** Start **
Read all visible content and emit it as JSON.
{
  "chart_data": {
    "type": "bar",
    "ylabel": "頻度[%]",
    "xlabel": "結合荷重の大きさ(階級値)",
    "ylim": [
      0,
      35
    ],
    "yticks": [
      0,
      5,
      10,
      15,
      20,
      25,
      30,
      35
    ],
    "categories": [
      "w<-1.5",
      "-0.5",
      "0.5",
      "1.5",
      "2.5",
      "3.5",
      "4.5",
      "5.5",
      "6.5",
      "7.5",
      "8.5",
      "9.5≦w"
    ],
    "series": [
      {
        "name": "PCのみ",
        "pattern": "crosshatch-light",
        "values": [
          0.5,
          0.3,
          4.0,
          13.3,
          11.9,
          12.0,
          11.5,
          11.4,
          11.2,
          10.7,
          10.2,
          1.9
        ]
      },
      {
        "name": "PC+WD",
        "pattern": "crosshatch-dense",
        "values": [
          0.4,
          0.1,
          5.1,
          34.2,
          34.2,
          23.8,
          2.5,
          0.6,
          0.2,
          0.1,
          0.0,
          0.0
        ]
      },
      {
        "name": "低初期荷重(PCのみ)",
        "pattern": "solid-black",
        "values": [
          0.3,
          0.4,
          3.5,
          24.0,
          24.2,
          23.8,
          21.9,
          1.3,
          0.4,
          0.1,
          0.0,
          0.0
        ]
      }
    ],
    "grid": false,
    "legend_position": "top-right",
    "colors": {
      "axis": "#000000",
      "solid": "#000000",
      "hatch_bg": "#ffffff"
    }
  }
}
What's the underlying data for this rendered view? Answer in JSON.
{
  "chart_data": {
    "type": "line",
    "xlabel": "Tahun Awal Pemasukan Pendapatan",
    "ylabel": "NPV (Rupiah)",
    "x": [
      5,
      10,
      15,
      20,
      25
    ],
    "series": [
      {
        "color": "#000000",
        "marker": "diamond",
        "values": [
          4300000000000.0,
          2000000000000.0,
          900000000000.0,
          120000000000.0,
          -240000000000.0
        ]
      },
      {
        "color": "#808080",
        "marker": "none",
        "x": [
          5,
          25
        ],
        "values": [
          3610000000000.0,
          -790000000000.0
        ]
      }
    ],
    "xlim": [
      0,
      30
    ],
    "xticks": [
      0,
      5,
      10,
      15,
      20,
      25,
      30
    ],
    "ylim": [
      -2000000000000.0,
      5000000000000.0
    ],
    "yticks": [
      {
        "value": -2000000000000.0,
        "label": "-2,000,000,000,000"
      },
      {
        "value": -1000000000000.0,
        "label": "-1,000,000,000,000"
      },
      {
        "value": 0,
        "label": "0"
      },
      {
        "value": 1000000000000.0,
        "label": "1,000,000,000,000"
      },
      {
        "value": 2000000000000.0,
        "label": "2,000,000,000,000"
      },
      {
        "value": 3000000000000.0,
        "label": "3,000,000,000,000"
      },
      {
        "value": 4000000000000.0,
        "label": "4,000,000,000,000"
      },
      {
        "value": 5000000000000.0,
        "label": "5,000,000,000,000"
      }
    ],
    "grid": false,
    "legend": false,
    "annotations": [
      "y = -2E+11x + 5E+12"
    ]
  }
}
** End **
Task:
Pull out all lines in the data above that include "crosshatch".

Task response:
        "pattern": "crosshatch-light",
        "pattern": "crosshatch-dense",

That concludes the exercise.